Pull each line containing "Totalmente" out of the data and copy it.

## DATASET EXCERPTS

^^^^

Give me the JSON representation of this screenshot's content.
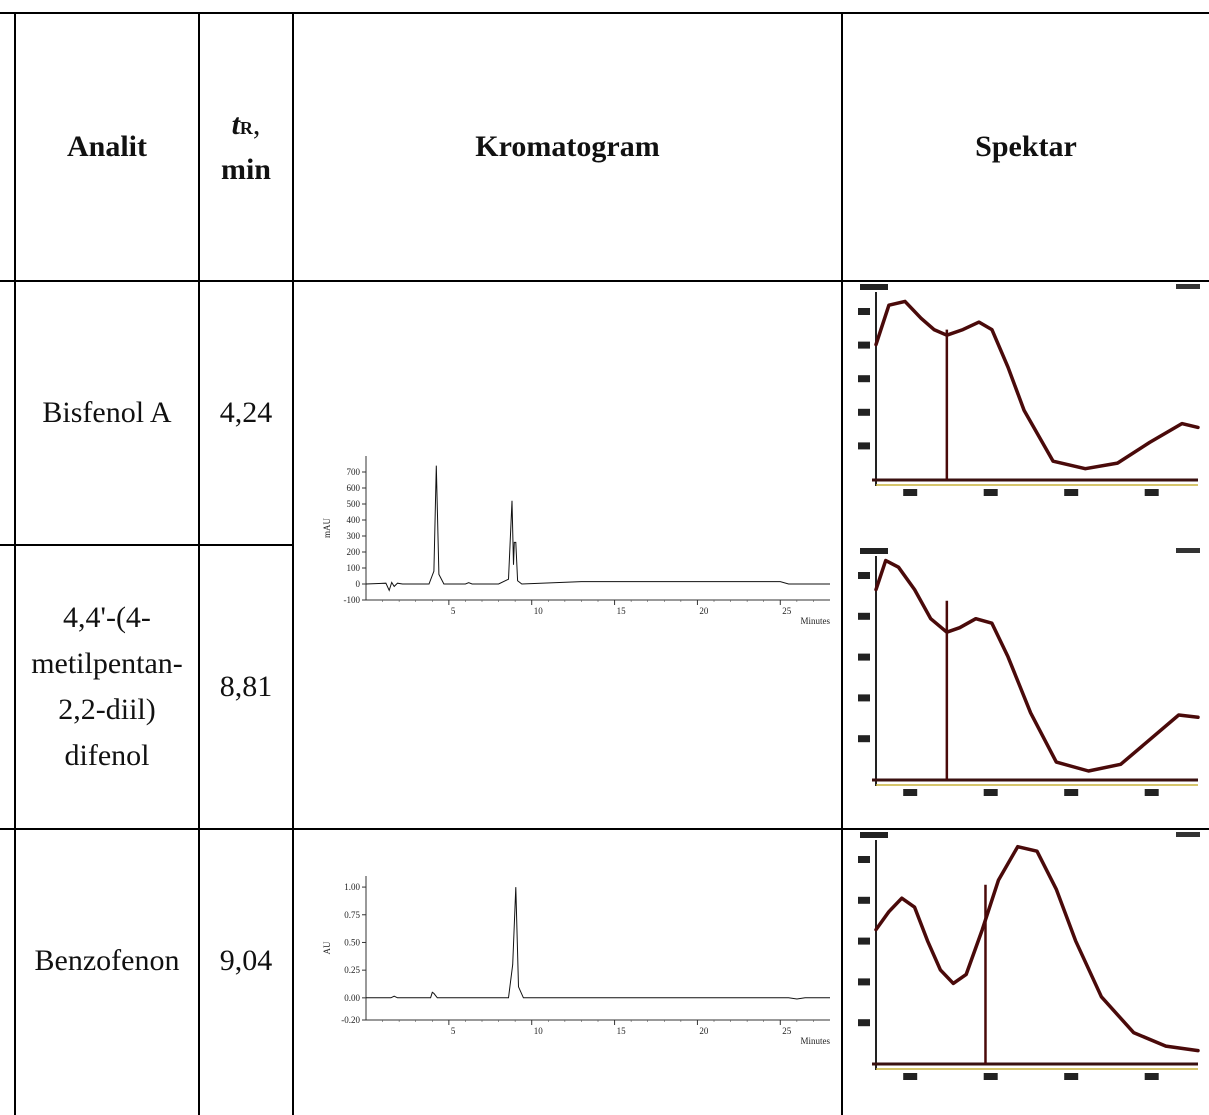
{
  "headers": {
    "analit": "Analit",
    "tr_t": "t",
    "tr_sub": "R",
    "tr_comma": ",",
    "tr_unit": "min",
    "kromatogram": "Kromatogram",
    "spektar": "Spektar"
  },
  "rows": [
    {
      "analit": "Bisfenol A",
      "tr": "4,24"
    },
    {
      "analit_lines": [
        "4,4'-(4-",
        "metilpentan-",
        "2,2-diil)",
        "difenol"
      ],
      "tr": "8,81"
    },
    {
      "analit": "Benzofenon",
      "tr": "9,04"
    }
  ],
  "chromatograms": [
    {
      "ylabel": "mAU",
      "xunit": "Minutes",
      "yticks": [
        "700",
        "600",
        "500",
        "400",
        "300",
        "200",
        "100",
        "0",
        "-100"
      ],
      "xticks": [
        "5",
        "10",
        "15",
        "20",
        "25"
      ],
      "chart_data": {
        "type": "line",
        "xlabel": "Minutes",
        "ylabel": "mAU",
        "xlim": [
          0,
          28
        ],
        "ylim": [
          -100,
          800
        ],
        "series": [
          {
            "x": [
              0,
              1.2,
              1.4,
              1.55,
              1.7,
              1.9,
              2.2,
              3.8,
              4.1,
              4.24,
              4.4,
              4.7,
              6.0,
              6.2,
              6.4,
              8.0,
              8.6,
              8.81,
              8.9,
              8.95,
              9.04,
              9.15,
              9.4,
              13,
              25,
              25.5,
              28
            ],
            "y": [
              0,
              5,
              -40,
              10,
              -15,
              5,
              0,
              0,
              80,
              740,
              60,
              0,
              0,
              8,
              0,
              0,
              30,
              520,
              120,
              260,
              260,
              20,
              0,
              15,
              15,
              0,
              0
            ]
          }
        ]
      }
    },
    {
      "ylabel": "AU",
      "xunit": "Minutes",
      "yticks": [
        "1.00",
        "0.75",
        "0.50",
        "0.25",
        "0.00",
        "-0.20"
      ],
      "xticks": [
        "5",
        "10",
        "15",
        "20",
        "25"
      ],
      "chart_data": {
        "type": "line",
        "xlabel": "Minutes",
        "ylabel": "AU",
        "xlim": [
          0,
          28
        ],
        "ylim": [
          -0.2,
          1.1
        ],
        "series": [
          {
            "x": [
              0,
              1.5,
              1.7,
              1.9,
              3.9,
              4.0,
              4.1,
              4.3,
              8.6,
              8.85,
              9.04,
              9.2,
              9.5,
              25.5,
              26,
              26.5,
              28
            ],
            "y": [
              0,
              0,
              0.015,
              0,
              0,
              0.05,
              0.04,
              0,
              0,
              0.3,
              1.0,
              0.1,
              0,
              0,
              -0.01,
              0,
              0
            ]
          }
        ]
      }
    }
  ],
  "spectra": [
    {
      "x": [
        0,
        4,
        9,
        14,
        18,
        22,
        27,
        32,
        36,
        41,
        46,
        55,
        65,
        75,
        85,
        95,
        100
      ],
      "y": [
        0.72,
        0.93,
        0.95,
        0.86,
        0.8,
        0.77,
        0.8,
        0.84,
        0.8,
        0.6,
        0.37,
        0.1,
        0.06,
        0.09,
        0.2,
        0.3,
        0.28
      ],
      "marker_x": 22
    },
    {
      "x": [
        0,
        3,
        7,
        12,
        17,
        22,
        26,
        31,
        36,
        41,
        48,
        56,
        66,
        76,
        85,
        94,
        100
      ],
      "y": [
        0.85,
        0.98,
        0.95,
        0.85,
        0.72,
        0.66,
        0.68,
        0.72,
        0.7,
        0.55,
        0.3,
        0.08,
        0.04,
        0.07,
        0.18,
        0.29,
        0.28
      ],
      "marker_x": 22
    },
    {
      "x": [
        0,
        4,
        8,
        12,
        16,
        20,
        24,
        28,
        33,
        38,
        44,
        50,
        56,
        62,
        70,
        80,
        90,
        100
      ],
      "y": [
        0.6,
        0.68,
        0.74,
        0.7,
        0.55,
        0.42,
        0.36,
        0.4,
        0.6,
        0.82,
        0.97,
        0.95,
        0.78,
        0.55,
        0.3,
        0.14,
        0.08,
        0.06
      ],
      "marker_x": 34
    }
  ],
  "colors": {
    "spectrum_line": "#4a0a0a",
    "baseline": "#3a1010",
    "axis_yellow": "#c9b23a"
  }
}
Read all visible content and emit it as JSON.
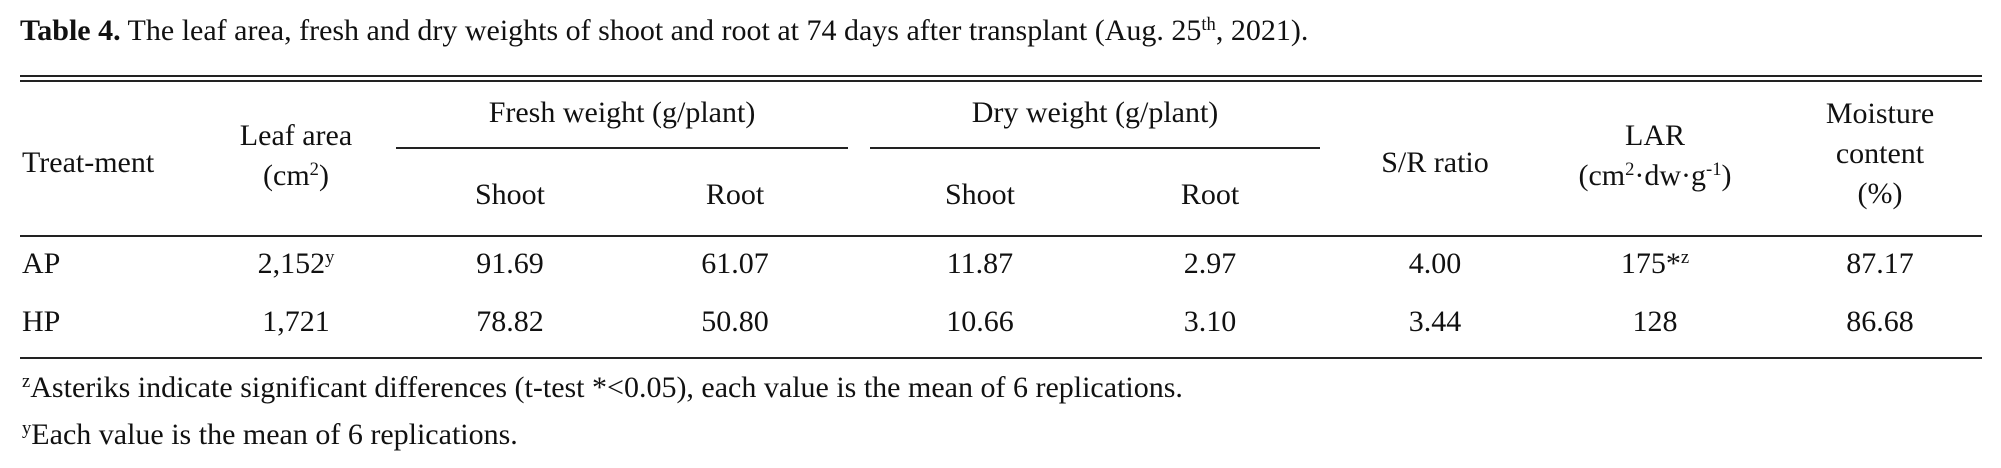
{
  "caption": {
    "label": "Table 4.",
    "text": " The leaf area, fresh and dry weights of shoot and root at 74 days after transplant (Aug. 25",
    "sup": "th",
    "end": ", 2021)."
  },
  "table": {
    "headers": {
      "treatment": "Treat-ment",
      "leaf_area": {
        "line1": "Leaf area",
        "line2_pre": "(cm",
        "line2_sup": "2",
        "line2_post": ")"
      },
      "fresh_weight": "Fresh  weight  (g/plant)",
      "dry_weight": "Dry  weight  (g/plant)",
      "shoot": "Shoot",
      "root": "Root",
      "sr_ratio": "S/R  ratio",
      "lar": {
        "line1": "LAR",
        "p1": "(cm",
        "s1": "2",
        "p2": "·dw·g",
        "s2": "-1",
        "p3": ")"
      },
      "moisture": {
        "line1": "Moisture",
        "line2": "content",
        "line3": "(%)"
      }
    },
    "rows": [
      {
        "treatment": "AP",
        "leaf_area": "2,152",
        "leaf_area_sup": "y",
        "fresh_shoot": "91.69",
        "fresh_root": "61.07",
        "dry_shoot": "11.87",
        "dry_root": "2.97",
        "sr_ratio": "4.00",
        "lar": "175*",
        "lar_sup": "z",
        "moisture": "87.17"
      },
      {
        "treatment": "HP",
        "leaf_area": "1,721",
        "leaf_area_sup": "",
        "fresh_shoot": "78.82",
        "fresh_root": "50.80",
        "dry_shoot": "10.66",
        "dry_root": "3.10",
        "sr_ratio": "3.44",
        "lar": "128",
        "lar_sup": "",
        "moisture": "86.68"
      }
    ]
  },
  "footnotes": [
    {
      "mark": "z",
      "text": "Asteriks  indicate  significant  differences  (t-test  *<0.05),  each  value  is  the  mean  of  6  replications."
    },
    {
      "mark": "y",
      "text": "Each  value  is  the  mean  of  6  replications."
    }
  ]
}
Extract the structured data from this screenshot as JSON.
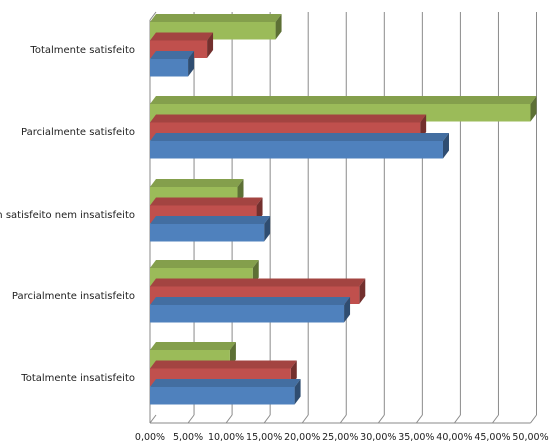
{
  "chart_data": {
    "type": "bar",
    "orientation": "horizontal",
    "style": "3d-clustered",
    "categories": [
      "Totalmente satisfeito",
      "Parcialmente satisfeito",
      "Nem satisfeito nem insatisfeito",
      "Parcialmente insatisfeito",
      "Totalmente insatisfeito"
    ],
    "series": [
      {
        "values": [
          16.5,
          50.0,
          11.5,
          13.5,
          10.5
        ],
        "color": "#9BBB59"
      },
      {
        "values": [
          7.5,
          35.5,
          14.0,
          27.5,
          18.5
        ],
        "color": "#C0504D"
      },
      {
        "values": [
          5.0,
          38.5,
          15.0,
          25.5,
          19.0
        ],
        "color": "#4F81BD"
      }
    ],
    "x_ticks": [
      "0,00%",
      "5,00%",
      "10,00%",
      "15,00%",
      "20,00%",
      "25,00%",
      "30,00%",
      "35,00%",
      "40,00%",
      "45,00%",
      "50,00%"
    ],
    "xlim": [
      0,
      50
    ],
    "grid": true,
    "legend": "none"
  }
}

^^^^

## ANSWER TO THIS PROBLEM
      "Totalmente satisfeito",
      "Totalmente insatisfeito"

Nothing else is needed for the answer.